━━━ LISTING

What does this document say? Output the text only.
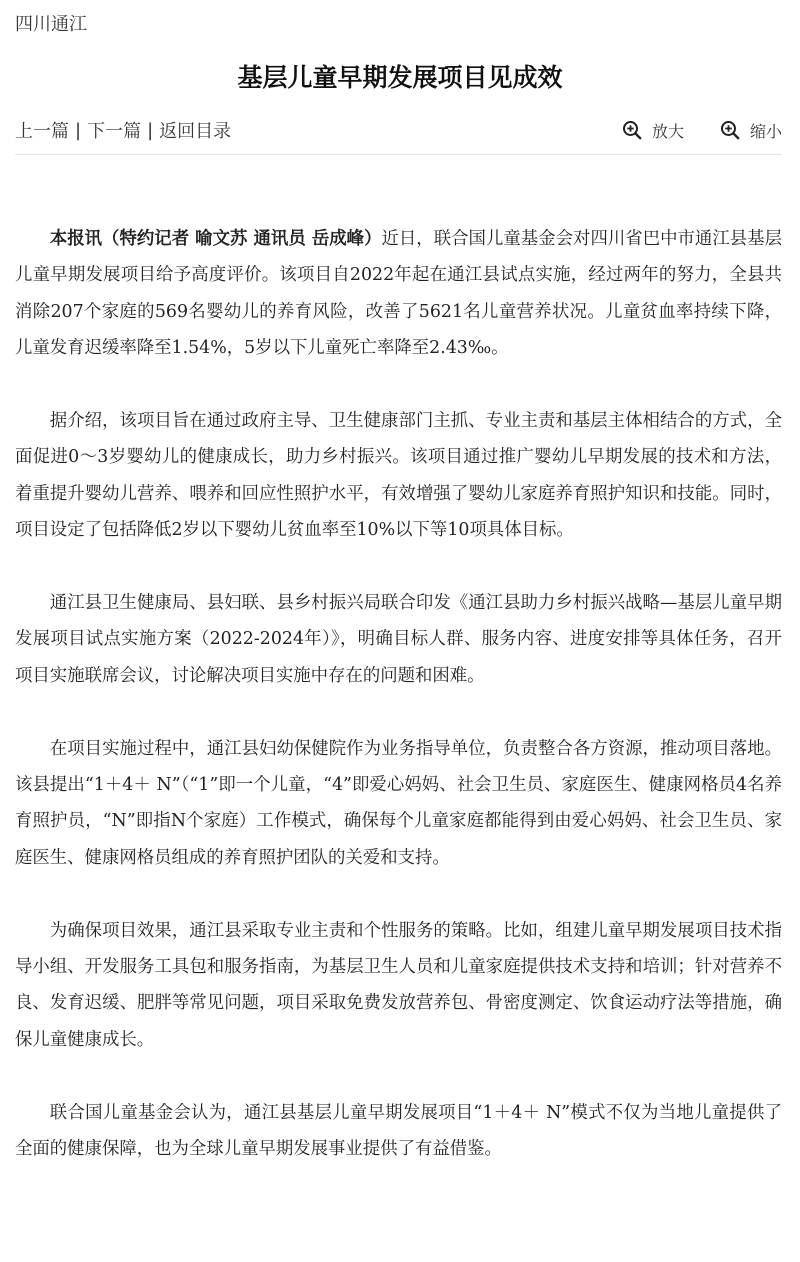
四川通江
基层儿童早期发展项目见成效
上一篇 | 下一篇 | 返回目录	放大	缩小

本报讯（特约记者 喻文苏 通讯员 岳成峰）近日，联合国儿童基金会对四川省巴中市通江县基层儿童早期发展项目给予高度评价。该项目自2022年起在通江县试点实施，经过两年的努力，全县共消除207个家庭的569名婴幼儿的养育风险，改善了5621名儿童营养状况。儿童贫血率持续下降，儿童发育迟缓率降至1.54%，5岁以下儿童死亡率降至2.43‰。

据介绍，该项目旨在通过政府主导、卫生健康部门主抓、专业主责和基层主体相结合的方式，全面促进0～3岁婴幼儿的健康成长，助力乡村振兴。该项目通过推广婴幼儿早期发展的技术和方法，着重提升婴幼儿营养、喂养和回应性照护水平，有效增强了婴幼儿家庭养育照护知识和技能。同时，项目设定了包括降低2岁以下婴幼儿贫血率至10%以下等10项具体目标。

通江县卫生健康局、县妇联、县乡村振兴局联合印发《通江县助力乡村振兴战略—基层儿童早期发展项目试点实施方案（2022-2024年）》，明确目标人群、服务内容、进度安排等具体任务，召开项目实施联席会议，讨论解决项目实施中存在的问题和困难。

在项目实施过程中，通江县妇幼保健院作为业务指导单位，负责整合各方资源，推动项目落地。该县提出“1＋4＋ N”（“1”即一个儿童，“4”即爱心妈妈、社会卫生员、家庭医生、健康网格员4名养育照护员，“N”即指N个家庭）工作模式，确保每个儿童家庭都能得到由爱心妈妈、社会卫生员、家庭医生、健康网格员组成的养育照护团队的关爱和支持。

为确保项目效果，通江县采取专业主责和个性服务的策略。比如，组建儿童早期发展项目技术指导小组、开发服务工具包和服务指南，为基层卫生人员和儿童家庭提供技术支持和培训；针对营养不良、发育迟缓、肥胖等常见问题，项目采取免费发放营养包、骨密度测定、饮食运动疗法等措施，确保儿童健康成长。

联合国儿童基金会认为，通江县基层儿童早期发展项目“1＋4＋ N”模式不仅为当地儿童提供了全面的健康保障，也为全球儿童早期发展事业提供了有益借鉴。
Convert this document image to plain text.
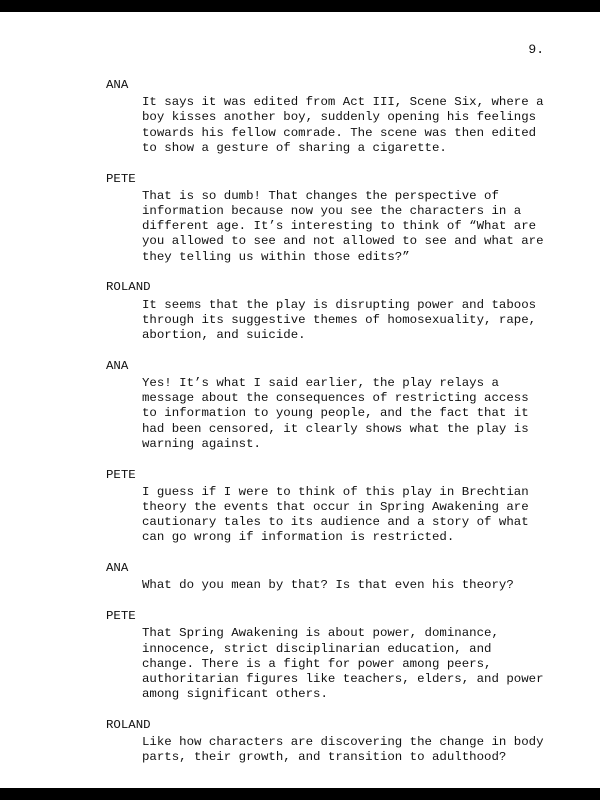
9.
ANA
It says it was edited from Act III, Scene Six, where a
boy kisses another boy, suddenly opening his feelings
towards his fellow comrade. The scene was then edited
to show a gesture of sharing a cigarette.
PETE
That is so dumb! That changes the perspective of
information because now you see the characters in a
different age. It’s interesting to think of “What are
you allowed to see and not allowed to see and what are
they telling us within those edits?”
ROLAND
It seems that the play is disrupting power and taboos
through its suggestive themes of homosexuality, rape,
abortion, and suicide.
ANA
Yes! It’s what I said earlier, the play relays a
message about the consequences of restricting access
to information to young people, and the fact that it
had been censored, it clearly shows what the play is
warning against.
PETE
I guess if I were to think of this play in Brechtian
theory the events that occur in Spring Awakening are
cautionary tales to its audience and a story of what
can go wrong if information is restricted.
ANA
What do you mean by that? Is that even his theory?
PETE
That Spring Awakening is about power, dominance,
innocence, strict disciplinarian education, and
change. There is a fight for power among peers,
authoritarian figures like teachers, elders, and power
among significant others.
ROLAND
Like how characters are discovering the change in body
parts, their growth, and transition to adulthood?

━━━━━━

WRITTEN INSTRUCTION => Reproduce each line from the records that contains the word "theory".

EXERCISE ANSWER =>
theory the events that occur in Spring Awakening are
What do you mean by that? Is that even his theory?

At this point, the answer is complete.